START INFORMATION SUPPLIED

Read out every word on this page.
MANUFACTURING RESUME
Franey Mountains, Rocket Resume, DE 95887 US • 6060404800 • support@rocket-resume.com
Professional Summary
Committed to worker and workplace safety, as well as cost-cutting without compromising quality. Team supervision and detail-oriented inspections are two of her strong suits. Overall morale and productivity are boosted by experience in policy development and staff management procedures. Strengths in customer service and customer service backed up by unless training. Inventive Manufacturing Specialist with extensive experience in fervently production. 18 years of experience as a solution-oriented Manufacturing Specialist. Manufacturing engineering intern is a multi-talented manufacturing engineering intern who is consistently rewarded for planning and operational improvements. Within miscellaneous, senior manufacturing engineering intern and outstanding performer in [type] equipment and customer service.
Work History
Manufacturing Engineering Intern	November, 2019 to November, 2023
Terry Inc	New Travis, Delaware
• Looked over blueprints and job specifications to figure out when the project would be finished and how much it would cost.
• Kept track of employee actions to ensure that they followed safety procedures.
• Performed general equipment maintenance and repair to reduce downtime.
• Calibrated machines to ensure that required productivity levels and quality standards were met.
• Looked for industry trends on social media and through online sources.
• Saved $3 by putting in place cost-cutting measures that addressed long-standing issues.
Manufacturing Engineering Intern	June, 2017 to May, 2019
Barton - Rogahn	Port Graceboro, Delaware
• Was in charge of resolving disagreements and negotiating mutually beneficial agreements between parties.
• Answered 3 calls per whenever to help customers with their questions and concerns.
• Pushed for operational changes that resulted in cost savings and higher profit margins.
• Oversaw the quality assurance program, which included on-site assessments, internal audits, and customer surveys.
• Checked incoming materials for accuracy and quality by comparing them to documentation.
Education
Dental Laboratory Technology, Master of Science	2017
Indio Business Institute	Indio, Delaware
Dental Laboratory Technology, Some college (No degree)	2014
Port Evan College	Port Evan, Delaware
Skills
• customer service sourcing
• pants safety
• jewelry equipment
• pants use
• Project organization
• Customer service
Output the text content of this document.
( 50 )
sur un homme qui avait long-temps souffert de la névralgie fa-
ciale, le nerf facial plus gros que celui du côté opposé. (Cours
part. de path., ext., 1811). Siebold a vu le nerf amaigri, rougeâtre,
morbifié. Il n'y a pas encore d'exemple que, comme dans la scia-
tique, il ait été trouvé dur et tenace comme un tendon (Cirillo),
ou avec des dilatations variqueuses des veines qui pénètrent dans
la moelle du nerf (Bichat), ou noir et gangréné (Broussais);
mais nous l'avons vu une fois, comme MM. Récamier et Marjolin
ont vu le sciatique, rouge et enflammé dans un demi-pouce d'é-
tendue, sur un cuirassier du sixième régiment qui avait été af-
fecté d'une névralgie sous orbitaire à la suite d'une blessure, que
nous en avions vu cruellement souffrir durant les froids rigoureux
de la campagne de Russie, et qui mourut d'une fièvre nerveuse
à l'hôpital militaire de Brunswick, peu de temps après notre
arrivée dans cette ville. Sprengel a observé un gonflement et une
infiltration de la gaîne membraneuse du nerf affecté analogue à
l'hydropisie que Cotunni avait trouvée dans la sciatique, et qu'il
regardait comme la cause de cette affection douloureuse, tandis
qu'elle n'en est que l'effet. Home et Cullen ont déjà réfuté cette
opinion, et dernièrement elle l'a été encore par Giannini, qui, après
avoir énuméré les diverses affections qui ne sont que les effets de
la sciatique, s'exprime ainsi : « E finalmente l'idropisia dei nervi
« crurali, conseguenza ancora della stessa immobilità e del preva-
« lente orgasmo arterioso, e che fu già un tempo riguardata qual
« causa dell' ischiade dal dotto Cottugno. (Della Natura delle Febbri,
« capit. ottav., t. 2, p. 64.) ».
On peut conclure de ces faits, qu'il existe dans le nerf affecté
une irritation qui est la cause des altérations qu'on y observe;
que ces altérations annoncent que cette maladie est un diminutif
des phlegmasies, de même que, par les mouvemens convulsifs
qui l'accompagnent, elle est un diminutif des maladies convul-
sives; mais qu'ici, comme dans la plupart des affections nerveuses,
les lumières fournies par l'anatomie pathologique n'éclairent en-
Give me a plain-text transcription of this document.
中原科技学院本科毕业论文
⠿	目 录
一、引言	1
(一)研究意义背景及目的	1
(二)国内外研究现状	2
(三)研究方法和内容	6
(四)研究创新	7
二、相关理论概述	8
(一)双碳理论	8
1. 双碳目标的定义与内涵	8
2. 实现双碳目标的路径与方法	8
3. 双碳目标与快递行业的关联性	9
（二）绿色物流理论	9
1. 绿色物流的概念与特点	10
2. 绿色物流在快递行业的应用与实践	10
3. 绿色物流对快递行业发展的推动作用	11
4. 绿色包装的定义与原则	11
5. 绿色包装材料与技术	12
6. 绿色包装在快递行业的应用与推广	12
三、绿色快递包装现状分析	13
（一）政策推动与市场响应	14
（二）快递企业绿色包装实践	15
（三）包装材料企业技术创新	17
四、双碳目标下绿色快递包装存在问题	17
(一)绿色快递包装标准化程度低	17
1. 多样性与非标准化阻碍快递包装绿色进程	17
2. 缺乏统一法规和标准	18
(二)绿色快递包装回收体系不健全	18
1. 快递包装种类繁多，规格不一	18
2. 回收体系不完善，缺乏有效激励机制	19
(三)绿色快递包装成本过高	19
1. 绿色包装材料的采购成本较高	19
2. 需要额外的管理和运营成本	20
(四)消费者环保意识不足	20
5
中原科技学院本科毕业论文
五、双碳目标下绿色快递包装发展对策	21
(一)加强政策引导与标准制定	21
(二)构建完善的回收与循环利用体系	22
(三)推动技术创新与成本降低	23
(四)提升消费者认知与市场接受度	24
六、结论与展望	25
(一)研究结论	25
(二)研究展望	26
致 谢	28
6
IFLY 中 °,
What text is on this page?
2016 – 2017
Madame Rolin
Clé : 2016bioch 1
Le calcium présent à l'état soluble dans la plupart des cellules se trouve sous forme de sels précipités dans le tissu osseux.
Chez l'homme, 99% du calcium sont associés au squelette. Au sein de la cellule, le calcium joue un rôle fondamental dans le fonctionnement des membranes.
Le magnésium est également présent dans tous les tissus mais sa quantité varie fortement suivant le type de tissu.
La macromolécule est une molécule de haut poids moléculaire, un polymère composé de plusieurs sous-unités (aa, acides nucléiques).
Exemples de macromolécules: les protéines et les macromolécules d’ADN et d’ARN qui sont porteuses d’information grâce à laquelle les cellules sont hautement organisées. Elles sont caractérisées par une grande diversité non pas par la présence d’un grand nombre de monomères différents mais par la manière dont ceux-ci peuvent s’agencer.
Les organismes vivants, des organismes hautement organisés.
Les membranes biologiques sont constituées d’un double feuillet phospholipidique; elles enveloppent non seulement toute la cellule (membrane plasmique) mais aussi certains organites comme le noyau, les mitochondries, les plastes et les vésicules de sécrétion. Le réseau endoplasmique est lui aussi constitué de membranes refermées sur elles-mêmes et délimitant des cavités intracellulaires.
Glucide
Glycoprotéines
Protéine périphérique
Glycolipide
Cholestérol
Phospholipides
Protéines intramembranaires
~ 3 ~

END INFORMATION SUPPLIED

▶ JOB: In the lines above, locate the string "calcium". Copy every line where it occurs.

▶ RESULT:
Le calcium présent à l'état soluble dans la plupart des cellules se trouve sous forme de sels précipités dans le tissu osseux.
Chez l'homme, 99% du calcium sont associés au squelette. Au sein de la cellule, le calcium joue un rôle fondamental dans le fonctionnement des membranes.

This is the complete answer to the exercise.